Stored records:

* * *

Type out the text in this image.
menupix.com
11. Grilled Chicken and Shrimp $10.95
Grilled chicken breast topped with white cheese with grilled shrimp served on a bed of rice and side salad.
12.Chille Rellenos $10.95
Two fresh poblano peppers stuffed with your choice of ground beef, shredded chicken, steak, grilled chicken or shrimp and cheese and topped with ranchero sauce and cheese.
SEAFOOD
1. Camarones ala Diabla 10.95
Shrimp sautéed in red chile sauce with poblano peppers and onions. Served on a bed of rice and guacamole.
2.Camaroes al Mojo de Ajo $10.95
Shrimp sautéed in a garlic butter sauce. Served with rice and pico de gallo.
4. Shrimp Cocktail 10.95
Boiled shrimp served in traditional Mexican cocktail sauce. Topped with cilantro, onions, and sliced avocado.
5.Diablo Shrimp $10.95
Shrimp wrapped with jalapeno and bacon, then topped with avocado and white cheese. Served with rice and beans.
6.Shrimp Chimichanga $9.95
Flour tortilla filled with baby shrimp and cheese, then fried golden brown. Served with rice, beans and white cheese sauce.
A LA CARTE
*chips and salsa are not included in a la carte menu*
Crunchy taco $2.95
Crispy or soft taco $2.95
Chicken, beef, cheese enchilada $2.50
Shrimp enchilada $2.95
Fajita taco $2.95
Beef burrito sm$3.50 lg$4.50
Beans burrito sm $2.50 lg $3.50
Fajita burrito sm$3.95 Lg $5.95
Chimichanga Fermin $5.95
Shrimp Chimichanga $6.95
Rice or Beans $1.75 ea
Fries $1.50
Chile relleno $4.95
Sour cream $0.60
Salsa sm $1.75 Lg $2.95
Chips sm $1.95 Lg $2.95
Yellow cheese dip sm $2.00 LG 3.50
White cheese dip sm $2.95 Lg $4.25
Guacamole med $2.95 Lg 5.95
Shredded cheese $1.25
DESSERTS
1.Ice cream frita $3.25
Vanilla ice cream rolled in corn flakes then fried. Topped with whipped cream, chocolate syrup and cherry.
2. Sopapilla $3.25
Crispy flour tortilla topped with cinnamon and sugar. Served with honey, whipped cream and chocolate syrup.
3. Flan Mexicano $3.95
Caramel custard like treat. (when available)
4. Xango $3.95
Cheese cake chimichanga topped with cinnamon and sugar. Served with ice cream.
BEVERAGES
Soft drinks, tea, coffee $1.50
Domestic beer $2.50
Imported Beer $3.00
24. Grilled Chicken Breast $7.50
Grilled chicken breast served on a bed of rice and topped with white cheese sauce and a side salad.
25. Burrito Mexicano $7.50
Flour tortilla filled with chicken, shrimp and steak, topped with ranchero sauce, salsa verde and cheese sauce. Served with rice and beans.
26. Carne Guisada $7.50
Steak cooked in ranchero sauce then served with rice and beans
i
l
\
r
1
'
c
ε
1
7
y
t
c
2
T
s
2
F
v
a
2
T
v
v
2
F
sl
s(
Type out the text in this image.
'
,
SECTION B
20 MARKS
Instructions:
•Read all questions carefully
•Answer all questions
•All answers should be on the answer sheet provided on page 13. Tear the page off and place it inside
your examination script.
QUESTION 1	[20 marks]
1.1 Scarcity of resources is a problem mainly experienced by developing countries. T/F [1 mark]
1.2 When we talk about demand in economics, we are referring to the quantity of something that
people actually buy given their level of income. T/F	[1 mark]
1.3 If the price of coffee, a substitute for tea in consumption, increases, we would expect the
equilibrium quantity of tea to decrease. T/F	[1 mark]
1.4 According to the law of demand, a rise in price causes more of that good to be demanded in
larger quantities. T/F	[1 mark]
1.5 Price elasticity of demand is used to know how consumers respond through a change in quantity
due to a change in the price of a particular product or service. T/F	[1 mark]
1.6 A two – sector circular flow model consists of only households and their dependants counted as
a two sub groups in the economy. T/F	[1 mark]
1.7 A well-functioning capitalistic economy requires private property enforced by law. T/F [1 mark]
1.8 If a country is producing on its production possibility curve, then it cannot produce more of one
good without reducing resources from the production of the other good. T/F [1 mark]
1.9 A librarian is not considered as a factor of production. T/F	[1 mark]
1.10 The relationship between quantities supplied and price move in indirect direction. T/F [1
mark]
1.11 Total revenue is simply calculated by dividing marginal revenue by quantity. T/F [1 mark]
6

* * *

• GOAL: Looking at the records above, report how many lines contain the word "change". Answer with the number only.

• RESPONSE: 2